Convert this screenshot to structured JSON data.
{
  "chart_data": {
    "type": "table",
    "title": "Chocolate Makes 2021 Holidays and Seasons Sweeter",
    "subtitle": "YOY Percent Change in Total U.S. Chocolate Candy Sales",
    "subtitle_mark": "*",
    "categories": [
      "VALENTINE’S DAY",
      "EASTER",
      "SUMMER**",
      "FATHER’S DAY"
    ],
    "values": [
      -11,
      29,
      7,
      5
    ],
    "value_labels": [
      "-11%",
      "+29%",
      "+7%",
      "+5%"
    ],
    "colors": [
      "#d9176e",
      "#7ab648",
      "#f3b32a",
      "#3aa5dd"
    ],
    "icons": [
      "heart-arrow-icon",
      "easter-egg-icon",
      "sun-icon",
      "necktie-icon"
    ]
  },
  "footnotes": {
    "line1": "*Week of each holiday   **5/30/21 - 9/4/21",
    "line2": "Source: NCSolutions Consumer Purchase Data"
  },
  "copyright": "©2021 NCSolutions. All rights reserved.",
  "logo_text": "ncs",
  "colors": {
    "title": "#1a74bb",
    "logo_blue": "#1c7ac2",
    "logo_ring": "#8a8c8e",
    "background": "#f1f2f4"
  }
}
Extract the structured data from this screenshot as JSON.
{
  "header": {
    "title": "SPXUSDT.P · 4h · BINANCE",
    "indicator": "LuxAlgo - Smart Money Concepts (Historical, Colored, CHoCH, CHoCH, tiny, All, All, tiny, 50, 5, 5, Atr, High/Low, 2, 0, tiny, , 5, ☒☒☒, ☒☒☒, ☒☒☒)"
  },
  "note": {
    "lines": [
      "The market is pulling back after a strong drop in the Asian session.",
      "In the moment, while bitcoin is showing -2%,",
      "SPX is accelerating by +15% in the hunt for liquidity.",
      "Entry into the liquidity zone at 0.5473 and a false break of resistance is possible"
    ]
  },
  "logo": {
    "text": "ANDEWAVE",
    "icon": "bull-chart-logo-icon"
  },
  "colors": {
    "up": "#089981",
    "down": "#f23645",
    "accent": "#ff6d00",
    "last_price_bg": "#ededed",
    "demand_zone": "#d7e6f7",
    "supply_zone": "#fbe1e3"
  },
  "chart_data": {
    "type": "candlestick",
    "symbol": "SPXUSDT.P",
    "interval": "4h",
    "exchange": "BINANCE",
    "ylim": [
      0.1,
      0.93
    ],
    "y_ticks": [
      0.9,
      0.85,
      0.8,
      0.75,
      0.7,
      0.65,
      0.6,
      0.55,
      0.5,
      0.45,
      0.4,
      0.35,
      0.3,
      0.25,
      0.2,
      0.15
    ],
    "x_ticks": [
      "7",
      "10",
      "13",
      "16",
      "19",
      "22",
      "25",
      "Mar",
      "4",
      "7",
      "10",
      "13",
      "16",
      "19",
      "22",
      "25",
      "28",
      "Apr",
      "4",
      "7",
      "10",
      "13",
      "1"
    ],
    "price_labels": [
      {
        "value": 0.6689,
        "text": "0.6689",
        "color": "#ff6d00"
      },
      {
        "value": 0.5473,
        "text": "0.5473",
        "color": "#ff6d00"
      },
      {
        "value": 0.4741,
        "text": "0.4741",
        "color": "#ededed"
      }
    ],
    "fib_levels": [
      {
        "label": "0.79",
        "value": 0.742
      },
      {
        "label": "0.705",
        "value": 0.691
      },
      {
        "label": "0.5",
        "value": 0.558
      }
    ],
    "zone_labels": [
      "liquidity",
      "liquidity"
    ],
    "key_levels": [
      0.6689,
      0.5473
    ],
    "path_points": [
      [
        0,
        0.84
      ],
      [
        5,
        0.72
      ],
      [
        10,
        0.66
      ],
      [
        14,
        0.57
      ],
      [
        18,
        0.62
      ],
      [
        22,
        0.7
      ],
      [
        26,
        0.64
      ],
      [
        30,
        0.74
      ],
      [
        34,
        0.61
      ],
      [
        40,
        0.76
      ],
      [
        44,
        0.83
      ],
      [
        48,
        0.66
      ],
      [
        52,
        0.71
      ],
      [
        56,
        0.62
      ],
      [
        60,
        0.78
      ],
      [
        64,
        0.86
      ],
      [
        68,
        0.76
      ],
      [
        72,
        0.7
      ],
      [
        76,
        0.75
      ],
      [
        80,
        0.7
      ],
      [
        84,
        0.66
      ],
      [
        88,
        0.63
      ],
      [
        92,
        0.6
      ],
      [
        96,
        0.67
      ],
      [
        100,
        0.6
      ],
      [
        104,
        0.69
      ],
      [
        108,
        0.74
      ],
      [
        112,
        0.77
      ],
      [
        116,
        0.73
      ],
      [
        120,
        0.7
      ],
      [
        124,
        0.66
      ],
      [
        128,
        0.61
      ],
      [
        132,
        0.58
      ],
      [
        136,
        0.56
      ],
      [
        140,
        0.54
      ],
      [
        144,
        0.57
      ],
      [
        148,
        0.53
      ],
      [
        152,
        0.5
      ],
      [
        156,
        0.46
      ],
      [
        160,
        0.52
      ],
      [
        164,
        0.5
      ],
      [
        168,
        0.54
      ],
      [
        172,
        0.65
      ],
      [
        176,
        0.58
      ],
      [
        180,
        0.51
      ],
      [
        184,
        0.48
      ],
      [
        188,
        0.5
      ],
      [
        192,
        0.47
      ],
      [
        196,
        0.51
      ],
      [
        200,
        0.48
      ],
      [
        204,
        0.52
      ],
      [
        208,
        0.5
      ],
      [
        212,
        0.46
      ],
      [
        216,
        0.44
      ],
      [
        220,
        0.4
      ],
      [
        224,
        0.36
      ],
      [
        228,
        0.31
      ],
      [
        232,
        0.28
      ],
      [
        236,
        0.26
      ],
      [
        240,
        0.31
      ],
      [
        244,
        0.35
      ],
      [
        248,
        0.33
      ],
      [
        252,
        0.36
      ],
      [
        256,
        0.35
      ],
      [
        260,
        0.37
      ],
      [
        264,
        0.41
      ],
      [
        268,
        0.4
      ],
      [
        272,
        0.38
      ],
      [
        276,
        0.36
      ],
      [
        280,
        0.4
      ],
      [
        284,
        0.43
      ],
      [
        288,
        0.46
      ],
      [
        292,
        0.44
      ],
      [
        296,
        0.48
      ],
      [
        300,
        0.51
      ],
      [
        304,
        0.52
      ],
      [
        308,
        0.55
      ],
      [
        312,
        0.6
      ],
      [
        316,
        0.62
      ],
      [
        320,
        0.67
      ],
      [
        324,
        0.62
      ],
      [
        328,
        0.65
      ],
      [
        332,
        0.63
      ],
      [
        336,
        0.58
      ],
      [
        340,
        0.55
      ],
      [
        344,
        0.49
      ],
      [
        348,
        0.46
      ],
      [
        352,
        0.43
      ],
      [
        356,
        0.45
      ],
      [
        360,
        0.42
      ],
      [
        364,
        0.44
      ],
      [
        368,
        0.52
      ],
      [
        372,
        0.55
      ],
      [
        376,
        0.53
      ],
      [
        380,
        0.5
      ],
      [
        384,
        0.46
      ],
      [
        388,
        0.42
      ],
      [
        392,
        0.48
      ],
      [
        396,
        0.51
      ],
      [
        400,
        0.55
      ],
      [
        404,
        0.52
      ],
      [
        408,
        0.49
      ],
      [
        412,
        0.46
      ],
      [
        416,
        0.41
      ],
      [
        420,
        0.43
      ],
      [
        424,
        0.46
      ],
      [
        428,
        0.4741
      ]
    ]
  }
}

++++++

GIVEN PROBLEM | Type the whole listing again, unaltered.

RESULT BELOW |
Convert this screenshot to structured JSON data.
{
  "chart_data": {
    "type": "table",
    "title": "Chocolate Makes 2021 Holidays and Seasons Sweeter",
    "subtitle": "YOY Percent Change in Total U.S. Chocolate Candy Sales",
    "subtitle_mark": "*",
    "categories": [
      "VALENTINE’S DAY",
      "EASTER",
      "SUMMER**",
      "FATHER’S DAY"
    ],
    "values": [
      -11,
      29,
      7,
      5
    ],
    "value_labels": [
      "-11%",
      "+29%",
      "+7%",
      "+5%"
    ],
    "colors": [
      "#d9176e",
      "#7ab648",
      "#f3b32a",
      "#3aa5dd"
    ],
    "icons": [
      "heart-arrow-icon",
      "easter-egg-icon",
      "sun-icon",
      "necktie-icon"
    ]
  },
  "footnotes": {
    "line1": "*Week of each holiday   **5/30/21 - 9/4/21",
    "line2": "Source: NCSolutions Consumer Purchase Data"
  },
  "copyright": "©2021 NCSolutions. All rights reserved.",
  "logo_text": "ncs",
  "colors": {
    "title": "#1a74bb",
    "logo_blue": "#1c7ac2",
    "logo_ring": "#8a8c8e",
    "background": "#f1f2f4"
  }
}
Extract the structured data from this screenshot as JSON.
{
  "header": {
    "title": "SPXUSDT.P · 4h · BINANCE",
    "indicator": "LuxAlgo - Smart Money Concepts (Historical, Colored, CHoCH, CHoCH, tiny, All, All, tiny, 50, 5, 5, Atr, High/Low, 2, 0, tiny, , 5, ☒☒☒, ☒☒☒, ☒☒☒)"
  },
  "note": {
    "lines": [
      "The market is pulling back after a strong drop in the Asian session.",
      "In the moment, while bitcoin is showing -2%,",
      "SPX is accelerating by +15% in the hunt for liquidity.",
      "Entry into the liquidity zone at 0.5473 and a false break of resistance is possible"
    ]
  },
  "logo": {
    "text": "ANDEWAVE",
    "icon": "bull-chart-logo-icon"
  },
  "colors": {
    "up": "#089981",
    "down": "#f23645",
    "accent": "#ff6d00",
    "last_price_bg": "#ededed",
    "demand_zone": "#d7e6f7",
    "supply_zone": "#fbe1e3"
  },
  "chart_data": {
    "type": "candlestick",
    "symbol": "SPXUSDT.P",
    "interval": "4h",
    "exchange": "BINANCE",
    "ylim": [
      0.1,
      0.93
    ],
    "y_ticks": [
      0.9,
      0.85,
      0.8,
      0.75,
      0.7,
      0.65,
      0.6,
      0.55,
      0.5,
      0.45,
      0.4,
      0.35,
      0.3,
      0.25,
      0.2,
      0.15
    ],
    "x_ticks": [
      "7",
      "10",
      "13",
      "16",
      "19",
      "22",
      "25",
      "Mar",
      "4",
      "7",
      "10",
      "13",
      "16",
      "19",
      "22",
      "25",
      "28",
      "Apr",
      "4",
      "7",
      "10",
      "13",
      "1"
    ],
    "price_labels": [
      {
        "value": 0.6689,
        "text": "0.6689",
        "color": "#ff6d00"
      },
      {
        "value": 0.5473,
        "text": "0.5473",
        "color": "#ff6d00"
      },
      {
        "value": 0.4741,
        "text": "0.4741",
        "color": "#ededed"
      }
    ],
    "fib_levels": [
      {
        "label": "0.79",
        "value": 0.742
      },
      {
        "label": "0.705",
        "value": 0.691
      },
      {
        "label": "0.5",
        "value": 0.558
      }
    ],
    "zone_labels": [
      "liquidity",
      "liquidity"
    ],
    "key_levels": [
      0.6689,
      0.5473
    ],
    "path_points": [
      [
        0,
        0.84
      ],
      [
        5,
        0.72
      ],
      [
        10,
        0.66
      ],
      [
        14,
        0.57
      ],
      [
        18,
        0.62
      ],
      [
        22,
        0.7
      ],
      [
        26,
        0.64
      ],
      [
        30,
        0.74
      ],
      [
        34,
        0.61
      ],
      [
        40,
        0.76
      ],
      [
        44,
        0.83
      ],
      [
        48,
        0.66
      ],
      [
        52,
        0.71
      ],
      [
        56,
        0.62
      ],
      [
        60,
        0.78
      ],
      [
        64,
        0.86
      ],
      [
        68,
        0.76
      ],
      [
        72,
        0.7
      ],
      [
        76,
        0.75
      ],
      [
        80,
        0.7
      ],
      [
        84,
        0.66
      ],
      [
        88,
        0.63
      ],
      [
        92,
        0.6
      ],
      [
        96,
        0.67
      ],
      [
        100,
        0.6
      ],
      [
        104,
        0.69
      ],
      [
        108,
        0.74
      ],
      [
        112,
        0.77
      ],
      [
        116,
        0.73
      ],
      [
        120,
        0.7
      ],
      [
        124,
        0.66
      ],
      [
        128,
        0.61
      ],
      [
        132,
        0.58
      ],
      [
        136,
        0.56
      ],
      [
        140,
        0.54
      ],
      [
        144,
        0.57
      ],
      [
        148,
        0.53
      ],
      [
        152,
        0.5
      ],
      [
        156,
        0.46
      ],
      [
        160,
        0.52
      ],
      [
        164,
        0.5
      ],
      [
        168,
        0.54
      ],
      [
        172,
        0.65
      ],
      [
        176,
        0.58
      ],
      [
        180,
        0.51
      ],
      [
        184,
        0.48
      ],
      [
        188,
        0.5
      ],
      [
        192,
        0.47
      ],
      [
        196,
        0.51
      ],
      [
        200,
        0.48
      ],
      [
        204,
        0.52
      ],
      [
        208,
        0.5
      ],
      [
        212,
        0.46
      ],
      [
        216,
        0.44
      ],
      [
        220,
        0.4
      ],
      [
        224,
        0.36
      ],
      [
        228,
        0.31
      ],
      [
        232,
        0.28
      ],
      [
        236,
        0.26
      ],
      [
        240,
        0.31
      ],
      [
        244,
        0.35
      ],
      [
        248,
        0.33
      ],
      [
        252,
        0.36
      ],
      [
        256,
        0.35
      ],
      [
        260,
        0.37
      ],
      [
        264,
        0.41
      ],
      [
        268,
        0.4
      ],
      [
        272,
        0.38
      ],
      [
        276,
        0.36
      ],
      [
        280,
        0.4
      ],
      [
        284,
        0.43
      ],
      [
        288,
        0.46
      ],
      [
        292,
        0.44
      ],
      [
        296,
        0.48
      ],
      [
        300,
        0.51
      ],
      [
        304,
        0.52
      ],
      [
        308,
        0.55
      ],
      [
        312,
        0.6
      ],
      [
        316,
        0.62
      ],
      [
        320,
        0.67
      ],
      [
        324,
        0.62
      ],
      [
        328,
        0.65
      ],
      [
        332,
        0.63
      ],
      [
        336,
        0.58
      ],
      [
        340,
        0.55
      ],
      [
        344,
        0.49
      ],
      [
        348,
        0.46
      ],
      [
        352,
        0.43
      ],
      [
        356,
        0.45
      ],
      [
        360,
        0.42
      ],
      [
        364,
        0.44
      ],
      [
        368,
        0.52
      ],
      [
        372,
        0.55
      ],
      [
        376,
        0.53
      ],
      [
        380,
        0.5
      ],
      [
        384,
        0.46
      ],
      [
        388,
        0.42
      ],
      [
        392,
        0.48
      ],
      [
        396,
        0.51
      ],
      [
        400,
        0.55
      ],
      [
        404,
        0.52
      ],
      [
        408,
        0.49
      ],
      [
        412,
        0.46
      ],
      [
        416,
        0.41
      ],
      [
        420,
        0.43
      ],
      [
        424,
        0.46
      ],
      [
        428,
        0.4741
      ]
    ]
  }
}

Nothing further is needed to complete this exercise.